** start of Source records **

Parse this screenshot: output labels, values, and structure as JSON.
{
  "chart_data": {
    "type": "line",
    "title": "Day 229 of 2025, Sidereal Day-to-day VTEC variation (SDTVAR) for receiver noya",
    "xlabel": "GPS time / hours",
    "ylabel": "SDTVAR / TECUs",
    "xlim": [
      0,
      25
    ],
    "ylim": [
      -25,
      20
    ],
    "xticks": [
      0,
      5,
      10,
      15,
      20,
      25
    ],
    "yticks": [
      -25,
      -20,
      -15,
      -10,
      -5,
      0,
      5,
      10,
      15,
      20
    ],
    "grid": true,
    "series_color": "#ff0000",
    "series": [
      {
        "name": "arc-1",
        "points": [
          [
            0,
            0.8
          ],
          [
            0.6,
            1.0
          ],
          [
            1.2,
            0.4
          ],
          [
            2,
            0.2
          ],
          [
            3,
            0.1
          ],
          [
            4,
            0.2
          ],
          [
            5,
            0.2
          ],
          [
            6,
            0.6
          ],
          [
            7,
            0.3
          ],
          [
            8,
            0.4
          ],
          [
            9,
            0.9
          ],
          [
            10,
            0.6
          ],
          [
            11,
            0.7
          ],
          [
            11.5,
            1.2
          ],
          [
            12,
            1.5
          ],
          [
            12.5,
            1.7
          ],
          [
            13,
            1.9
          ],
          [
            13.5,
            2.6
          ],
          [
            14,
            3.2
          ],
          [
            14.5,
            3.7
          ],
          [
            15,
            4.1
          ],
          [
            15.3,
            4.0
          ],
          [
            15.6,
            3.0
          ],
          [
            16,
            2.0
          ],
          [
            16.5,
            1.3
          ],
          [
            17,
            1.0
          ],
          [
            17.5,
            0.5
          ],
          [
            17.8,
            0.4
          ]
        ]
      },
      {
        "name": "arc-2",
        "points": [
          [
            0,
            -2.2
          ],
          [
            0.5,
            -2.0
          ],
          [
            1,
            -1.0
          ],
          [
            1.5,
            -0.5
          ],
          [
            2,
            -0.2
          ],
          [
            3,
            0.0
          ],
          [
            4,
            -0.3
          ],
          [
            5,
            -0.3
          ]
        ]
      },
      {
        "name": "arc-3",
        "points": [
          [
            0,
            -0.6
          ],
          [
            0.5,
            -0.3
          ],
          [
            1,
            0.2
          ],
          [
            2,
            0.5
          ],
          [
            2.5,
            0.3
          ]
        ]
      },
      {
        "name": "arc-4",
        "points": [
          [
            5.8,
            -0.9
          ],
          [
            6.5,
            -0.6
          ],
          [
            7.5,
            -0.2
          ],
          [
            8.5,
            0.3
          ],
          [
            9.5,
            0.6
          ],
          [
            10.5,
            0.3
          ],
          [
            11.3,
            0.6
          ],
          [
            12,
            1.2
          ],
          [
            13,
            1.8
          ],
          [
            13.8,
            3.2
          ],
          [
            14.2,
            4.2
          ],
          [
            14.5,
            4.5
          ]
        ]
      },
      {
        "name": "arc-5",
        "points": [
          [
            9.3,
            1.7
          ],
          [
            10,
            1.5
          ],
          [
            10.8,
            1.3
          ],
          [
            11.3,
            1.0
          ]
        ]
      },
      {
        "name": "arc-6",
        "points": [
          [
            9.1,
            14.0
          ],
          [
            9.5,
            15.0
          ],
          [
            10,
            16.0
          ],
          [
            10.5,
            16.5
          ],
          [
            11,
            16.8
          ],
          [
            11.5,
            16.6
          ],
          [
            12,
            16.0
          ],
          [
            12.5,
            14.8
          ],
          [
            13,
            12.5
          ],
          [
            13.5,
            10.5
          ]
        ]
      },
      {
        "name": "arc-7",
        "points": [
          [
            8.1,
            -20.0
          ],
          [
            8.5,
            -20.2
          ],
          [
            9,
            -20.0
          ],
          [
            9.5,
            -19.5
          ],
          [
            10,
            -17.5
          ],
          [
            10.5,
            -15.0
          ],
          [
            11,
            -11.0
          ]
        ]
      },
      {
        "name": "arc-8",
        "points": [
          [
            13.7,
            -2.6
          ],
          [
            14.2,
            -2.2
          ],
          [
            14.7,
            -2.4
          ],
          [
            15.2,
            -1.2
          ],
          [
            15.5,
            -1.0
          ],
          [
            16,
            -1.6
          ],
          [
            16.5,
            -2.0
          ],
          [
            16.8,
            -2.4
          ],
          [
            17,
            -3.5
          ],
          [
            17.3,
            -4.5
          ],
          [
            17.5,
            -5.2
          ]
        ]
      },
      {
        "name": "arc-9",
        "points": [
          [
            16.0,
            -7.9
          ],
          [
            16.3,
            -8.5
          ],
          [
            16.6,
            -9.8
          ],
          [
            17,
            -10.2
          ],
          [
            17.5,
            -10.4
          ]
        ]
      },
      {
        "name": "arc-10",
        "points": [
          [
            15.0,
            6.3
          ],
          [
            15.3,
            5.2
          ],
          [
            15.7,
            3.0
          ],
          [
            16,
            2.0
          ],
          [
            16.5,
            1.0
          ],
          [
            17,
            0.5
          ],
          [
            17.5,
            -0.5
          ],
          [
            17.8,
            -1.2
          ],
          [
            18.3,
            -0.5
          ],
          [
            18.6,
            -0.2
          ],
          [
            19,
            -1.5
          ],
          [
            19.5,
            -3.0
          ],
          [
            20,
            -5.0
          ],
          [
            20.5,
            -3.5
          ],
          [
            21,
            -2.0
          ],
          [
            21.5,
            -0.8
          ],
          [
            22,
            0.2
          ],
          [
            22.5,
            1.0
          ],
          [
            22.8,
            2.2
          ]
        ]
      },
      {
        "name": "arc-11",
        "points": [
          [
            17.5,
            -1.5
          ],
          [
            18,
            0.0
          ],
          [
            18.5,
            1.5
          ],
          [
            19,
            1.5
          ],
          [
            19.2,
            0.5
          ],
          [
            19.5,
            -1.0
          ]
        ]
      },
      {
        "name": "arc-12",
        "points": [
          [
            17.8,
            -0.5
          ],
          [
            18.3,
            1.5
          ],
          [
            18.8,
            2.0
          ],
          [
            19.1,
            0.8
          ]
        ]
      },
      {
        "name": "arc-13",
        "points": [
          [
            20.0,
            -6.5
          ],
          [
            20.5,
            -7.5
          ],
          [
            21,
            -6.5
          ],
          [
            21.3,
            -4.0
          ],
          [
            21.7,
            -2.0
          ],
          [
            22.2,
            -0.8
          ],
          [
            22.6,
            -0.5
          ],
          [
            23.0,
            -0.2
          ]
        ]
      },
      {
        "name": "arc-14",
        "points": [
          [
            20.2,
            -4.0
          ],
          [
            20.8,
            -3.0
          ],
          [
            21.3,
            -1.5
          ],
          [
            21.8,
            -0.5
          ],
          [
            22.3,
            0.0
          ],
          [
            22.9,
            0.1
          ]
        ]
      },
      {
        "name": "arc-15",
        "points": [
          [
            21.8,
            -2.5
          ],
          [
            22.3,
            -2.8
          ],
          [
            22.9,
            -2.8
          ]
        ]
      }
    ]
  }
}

** end of Source records **

| To do |
Copy every line exactly. Leave nothing out.

| Exercise result |
Parse this screenshot: output labels, values, and structure as JSON.
{
  "chart_data": {
    "type": "line",
    "title": "Day 229 of 2025, Sidereal Day-to-day VTEC variation (SDTVAR) for receiver noya",
    "xlabel": "GPS time / hours",
    "ylabel": "SDTVAR / TECUs",
    "xlim": [
      0,
      25
    ],
    "ylim": [
      -25,
      20
    ],
    "xticks": [
      0,
      5,
      10,
      15,
      20,
      25
    ],
    "yticks": [
      -25,
      -20,
      -15,
      -10,
      -5,
      0,
      5,
      10,
      15,
      20
    ],
    "grid": true,
    "series_color": "#ff0000",
    "series": [
      {
        "name": "arc-1",
        "points": [
          [
            0,
            0.8
          ],
          [
            0.6,
            1.0
          ],
          [
            1.2,
            0.4
          ],
          [
            2,
            0.2
          ],
          [
            3,
            0.1
          ],
          [
            4,
            0.2
          ],
          [
            5,
            0.2
          ],
          [
            6,
            0.6
          ],
          [
            7,
            0.3
          ],
          [
            8,
            0.4
          ],
          [
            9,
            0.9
          ],
          [
            10,
            0.6
          ],
          [
            11,
            0.7
          ],
          [
            11.5,
            1.2
          ],
          [
            12,
            1.5
          ],
          [
            12.5,
            1.7
          ],
          [
            13,
            1.9
          ],
          [
            13.5,
            2.6
          ],
          [
            14,
            3.2
          ],
          [
            14.5,
            3.7
          ],
          [
            15,
            4.1
          ],
          [
            15.3,
            4.0
          ],
          [
            15.6,
            3.0
          ],
          [
            16,
            2.0
          ],
          [
            16.5,
            1.3
          ],
          [
            17,
            1.0
          ],
          [
            17.5,
            0.5
          ],
          [
            17.8,
            0.4
          ]
        ]
      },
      {
        "name": "arc-2",
        "points": [
          [
            0,
            -2.2
          ],
          [
            0.5,
            -2.0
          ],
          [
            1,
            -1.0
          ],
          [
            1.5,
            -0.5
          ],
          [
            2,
            -0.2
          ],
          [
            3,
            0.0
          ],
          [
            4,
            -0.3
          ],
          [
            5,
            -0.3
          ]
        ]
      },
      {
        "name": "arc-3",
        "points": [
          [
            0,
            -0.6
          ],
          [
            0.5,
            -0.3
          ],
          [
            1,
            0.2
          ],
          [
            2,
            0.5
          ],
          [
            2.5,
            0.3
          ]
        ]
      },
      {
        "name": "arc-4",
        "points": [
          [
            5.8,
            -0.9
          ],
          [
            6.5,
            -0.6
          ],
          [
            7.5,
            -0.2
          ],
          [
            8.5,
            0.3
          ],
          [
            9.5,
            0.6
          ],
          [
            10.5,
            0.3
          ],
          [
            11.3,
            0.6
          ],
          [
            12,
            1.2
          ],
          [
            13,
            1.8
          ],
          [
            13.8,
            3.2
          ],
          [
            14.2,
            4.2
          ],
          [
            14.5,
            4.5
          ]
        ]
      },
      {
        "name": "arc-5",
        "points": [
          [
            9.3,
            1.7
          ],
          [
            10,
            1.5
          ],
          [
            10.8,
            1.3
          ],
          [
            11.3,
            1.0
          ]
        ]
      },
      {
        "name": "arc-6",
        "points": [
          [
            9.1,
            14.0
          ],
          [
            9.5,
            15.0
          ],
          [
            10,
            16.0
          ],
          [
            10.5,
            16.5
          ],
          [
            11,
            16.8
          ],
          [
            11.5,
            16.6
          ],
          [
            12,
            16.0
          ],
          [
            12.5,
            14.8
          ],
          [
            13,
            12.5
          ],
          [
            13.5,
            10.5
          ]
        ]
      },
      {
        "name": "arc-7",
        "points": [
          [
            8.1,
            -20.0
          ],
          [
            8.5,
            -20.2
          ],
          [
            9,
            -20.0
          ],
          [
            9.5,
            -19.5
          ],
          [
            10,
            -17.5
          ],
          [
            10.5,
            -15.0
          ],
          [
            11,
            -11.0
          ]
        ]
      },
      {
        "name": "arc-8",
        "points": [
          [
            13.7,
            -2.6
          ],
          [
            14.2,
            -2.2
          ],
          [
            14.7,
            -2.4
          ],
          [
            15.2,
            -1.2
          ],
          [
            15.5,
            -1.0
          ],
          [
            16,
            -1.6
          ],
          [
            16.5,
            -2.0
          ],
          [
            16.8,
            -2.4
          ],
          [
            17,
            -3.5
          ],
          [
            17.3,
            -4.5
          ],
          [
            17.5,
            -5.2
          ]
        ]
      },
      {
        "name": "arc-9",
        "points": [
          [
            16.0,
            -7.9
          ],
          [
            16.3,
            -8.5
          ],
          [
            16.6,
            -9.8
          ],
          [
            17,
            -10.2
          ],
          [
            17.5,
            -10.4
          ]
        ]
      },
      {
        "name": "arc-10",
        "points": [
          [
            15.0,
            6.3
          ],
          [
            15.3,
            5.2
          ],
          [
            15.7,
            3.0
          ],
          [
            16,
            2.0
          ],
          [
            16.5,
            1.0
          ],
          [
            17,
            0.5
          ],
          [
            17.5,
            -0.5
          ],
          [
            17.8,
            -1.2
          ],
          [
            18.3,
            -0.5
          ],
          [
            18.6,
            -0.2
          ],
          [
            19,
            -1.5
          ],
          [
            19.5,
            -3.0
          ],
          [
            20,
            -5.0
          ],
          [
            20.5,
            -3.5
          ],
          [
            21,
            -2.0
          ],
          [
            21.5,
            -0.8
          ],
          [
            22,
            0.2
          ],
          [
            22.5,
            1.0
          ],
          [
            22.8,
            2.2
          ]
        ]
      },
      {
        "name": "arc-11",
        "points": [
          [
            17.5,
            -1.5
          ],
          [
            18,
            0.0
          ],
          [
            18.5,
            1.5
          ],
          [
            19,
            1.5
          ],
          [
            19.2,
            0.5
          ],
          [
            19.5,
            -1.0
          ]
        ]
      },
      {
        "name": "arc-12",
        "points": [
          [
            17.8,
            -0.5
          ],
          [
            18.3,
            1.5
          ],
          [
            18.8,
            2.0
          ],
          [
            19.1,
            0.8
          ]
        ]
      },
      {
        "name": "arc-13",
        "points": [
          [
            20.0,
            -6.5
          ],
          [
            20.5,
            -7.5
          ],
          [
            21,
            -6.5
          ],
          [
            21.3,
            -4.0
          ],
          [
            21.7,
            -2.0
          ],
          [
            22.2,
            -0.8
          ],
          [
            22.6,
            -0.5
          ],
          [
            23.0,
            -0.2
          ]
        ]
      },
      {
        "name": "arc-14",
        "points": [
          [
            20.2,
            -4.0
          ],
          [
            20.8,
            -3.0
          ],
          [
            21.3,
            -1.5
          ],
          [
            21.8,
            -0.5
          ],
          [
            22.3,
            0.0
          ],
          [
            22.9,
            0.1
          ]
        ]
      },
      {
        "name": "arc-15",
        "points": [
          [
            21.8,
            -2.5
          ],
          [
            22.3,
            -2.8
          ],
          [
            22.9,
            -2.8
          ]
        ]
      }
    ]
  }
}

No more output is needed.